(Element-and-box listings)
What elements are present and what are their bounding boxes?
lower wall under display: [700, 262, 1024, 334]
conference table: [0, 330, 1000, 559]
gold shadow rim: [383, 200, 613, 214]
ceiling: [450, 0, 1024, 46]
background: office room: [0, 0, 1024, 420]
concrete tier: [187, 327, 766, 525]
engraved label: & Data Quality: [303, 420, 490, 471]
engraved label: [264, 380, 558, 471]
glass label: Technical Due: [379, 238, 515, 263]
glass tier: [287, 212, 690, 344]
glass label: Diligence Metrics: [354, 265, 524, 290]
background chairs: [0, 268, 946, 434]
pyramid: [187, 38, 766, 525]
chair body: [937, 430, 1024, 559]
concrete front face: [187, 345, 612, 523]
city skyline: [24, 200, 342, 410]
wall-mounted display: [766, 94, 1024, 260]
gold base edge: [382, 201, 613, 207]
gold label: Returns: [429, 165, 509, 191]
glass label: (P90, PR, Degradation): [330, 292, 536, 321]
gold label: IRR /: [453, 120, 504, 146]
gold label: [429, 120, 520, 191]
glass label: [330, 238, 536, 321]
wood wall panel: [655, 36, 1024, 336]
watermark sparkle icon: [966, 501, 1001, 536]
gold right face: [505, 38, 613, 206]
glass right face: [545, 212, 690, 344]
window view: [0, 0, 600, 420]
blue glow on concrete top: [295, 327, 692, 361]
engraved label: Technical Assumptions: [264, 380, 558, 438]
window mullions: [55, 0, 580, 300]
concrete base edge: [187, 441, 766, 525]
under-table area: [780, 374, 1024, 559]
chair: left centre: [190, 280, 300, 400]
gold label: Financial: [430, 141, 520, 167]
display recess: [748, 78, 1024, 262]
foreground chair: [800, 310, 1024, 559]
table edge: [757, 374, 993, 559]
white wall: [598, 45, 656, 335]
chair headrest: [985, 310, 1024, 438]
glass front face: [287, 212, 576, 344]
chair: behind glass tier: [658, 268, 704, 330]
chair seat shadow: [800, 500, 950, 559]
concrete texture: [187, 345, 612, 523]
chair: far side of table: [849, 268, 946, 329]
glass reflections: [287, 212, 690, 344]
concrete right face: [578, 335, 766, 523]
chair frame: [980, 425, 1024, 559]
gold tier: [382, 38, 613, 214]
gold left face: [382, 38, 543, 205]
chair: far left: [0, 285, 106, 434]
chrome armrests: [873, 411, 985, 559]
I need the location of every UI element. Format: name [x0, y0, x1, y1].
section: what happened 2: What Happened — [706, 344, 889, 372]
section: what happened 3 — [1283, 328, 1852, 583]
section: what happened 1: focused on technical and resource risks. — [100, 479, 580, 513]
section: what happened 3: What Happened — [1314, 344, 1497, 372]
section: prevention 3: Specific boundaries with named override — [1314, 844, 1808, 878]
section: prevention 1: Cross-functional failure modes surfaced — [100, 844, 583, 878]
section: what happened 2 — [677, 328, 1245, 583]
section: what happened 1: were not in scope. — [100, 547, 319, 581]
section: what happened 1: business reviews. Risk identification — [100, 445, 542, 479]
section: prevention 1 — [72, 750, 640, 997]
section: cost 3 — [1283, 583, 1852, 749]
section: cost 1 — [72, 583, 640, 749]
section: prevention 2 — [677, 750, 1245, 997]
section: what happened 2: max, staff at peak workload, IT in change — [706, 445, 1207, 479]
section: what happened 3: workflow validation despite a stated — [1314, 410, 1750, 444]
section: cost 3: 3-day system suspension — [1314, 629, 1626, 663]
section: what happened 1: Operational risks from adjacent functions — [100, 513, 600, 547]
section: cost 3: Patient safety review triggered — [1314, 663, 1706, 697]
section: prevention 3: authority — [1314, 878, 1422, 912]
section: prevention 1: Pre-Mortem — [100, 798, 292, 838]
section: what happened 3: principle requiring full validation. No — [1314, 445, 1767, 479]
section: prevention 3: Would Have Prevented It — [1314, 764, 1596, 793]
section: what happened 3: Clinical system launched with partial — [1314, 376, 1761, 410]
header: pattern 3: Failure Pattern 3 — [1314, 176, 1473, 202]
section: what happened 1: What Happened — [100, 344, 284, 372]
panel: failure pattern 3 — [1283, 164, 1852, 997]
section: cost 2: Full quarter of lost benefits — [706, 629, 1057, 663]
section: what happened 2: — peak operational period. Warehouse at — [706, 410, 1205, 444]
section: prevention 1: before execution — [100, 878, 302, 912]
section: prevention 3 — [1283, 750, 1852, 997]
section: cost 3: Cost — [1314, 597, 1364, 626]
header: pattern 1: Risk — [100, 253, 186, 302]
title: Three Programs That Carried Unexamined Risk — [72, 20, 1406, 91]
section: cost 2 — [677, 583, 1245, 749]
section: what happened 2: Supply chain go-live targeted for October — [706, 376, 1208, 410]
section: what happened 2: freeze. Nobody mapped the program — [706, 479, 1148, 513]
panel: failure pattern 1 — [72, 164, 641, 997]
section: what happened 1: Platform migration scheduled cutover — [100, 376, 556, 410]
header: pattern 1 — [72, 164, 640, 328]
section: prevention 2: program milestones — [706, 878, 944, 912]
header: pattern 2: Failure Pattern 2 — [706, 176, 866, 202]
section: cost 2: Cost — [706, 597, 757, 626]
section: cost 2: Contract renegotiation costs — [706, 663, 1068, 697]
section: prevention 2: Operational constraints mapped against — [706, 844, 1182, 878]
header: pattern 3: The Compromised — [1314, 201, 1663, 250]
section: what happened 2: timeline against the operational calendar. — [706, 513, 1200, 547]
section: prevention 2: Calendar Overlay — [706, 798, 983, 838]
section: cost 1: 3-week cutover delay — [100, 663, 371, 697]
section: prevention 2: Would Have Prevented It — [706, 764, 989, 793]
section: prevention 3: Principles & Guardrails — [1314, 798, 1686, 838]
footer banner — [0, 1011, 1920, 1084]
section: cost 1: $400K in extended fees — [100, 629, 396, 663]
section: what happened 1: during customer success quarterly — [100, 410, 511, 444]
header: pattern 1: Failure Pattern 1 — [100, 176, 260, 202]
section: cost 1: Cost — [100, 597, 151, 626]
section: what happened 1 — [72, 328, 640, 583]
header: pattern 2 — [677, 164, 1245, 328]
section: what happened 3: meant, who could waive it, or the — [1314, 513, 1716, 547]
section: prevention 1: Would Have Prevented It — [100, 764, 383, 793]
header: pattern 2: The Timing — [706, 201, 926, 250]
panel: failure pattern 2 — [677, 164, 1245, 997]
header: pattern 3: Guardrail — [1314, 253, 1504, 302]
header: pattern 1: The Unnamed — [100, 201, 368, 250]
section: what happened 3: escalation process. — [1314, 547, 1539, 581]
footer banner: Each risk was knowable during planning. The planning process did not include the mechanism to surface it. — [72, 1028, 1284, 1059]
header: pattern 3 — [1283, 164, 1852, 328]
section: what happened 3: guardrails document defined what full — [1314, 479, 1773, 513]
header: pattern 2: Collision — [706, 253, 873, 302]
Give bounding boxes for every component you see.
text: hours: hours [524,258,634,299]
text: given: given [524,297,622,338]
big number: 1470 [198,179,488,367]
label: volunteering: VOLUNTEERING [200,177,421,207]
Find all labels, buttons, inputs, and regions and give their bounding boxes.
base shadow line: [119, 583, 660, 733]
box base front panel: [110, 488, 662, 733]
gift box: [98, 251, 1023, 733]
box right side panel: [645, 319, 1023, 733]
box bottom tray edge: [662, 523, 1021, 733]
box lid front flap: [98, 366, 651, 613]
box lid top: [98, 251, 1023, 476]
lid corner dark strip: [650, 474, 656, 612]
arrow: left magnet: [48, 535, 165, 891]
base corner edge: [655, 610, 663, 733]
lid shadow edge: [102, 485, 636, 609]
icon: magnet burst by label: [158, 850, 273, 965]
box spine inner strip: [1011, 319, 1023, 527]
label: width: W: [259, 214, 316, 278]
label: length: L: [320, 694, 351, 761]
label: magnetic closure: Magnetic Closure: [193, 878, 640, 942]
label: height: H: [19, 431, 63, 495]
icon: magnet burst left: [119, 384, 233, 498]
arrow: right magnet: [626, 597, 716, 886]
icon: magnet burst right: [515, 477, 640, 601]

> _PROBLEM TO SOLVE_:
Rename "concrete" to "stone" in the lines of the records starting at the first line and ending at the line containing "wall-mounted display: [766, 94, 1024, 260]". Leave everything else unchanged, and give back only those lines.

> _COMPLETE OUTPUT_:
What elements are present and what are their bounding boxes?
lower wall under display: [700, 262, 1024, 334]
conference table: [0, 330, 1000, 559]
gold shadow rim: [383, 200, 613, 214]
ceiling: [450, 0, 1024, 46]
background: office room: [0, 0, 1024, 420]
stone tier: [187, 327, 766, 525]
engraved label: & Data Quality: [303, 420, 490, 471]
engraved label: [264, 380, 558, 471]
glass label: Technical Due: [379, 238, 515, 263]
glass tier: [287, 212, 690, 344]
glass label: Diligence Metrics: [354, 265, 524, 290]
background chairs: [0, 268, 946, 434]
pyramid: [187, 38, 766, 525]
chair body: [937, 430, 1024, 559]
stone front face: [187, 345, 612, 523]
city skyline: [24, 200, 342, 410]
wall-mounted display: [766, 94, 1024, 260]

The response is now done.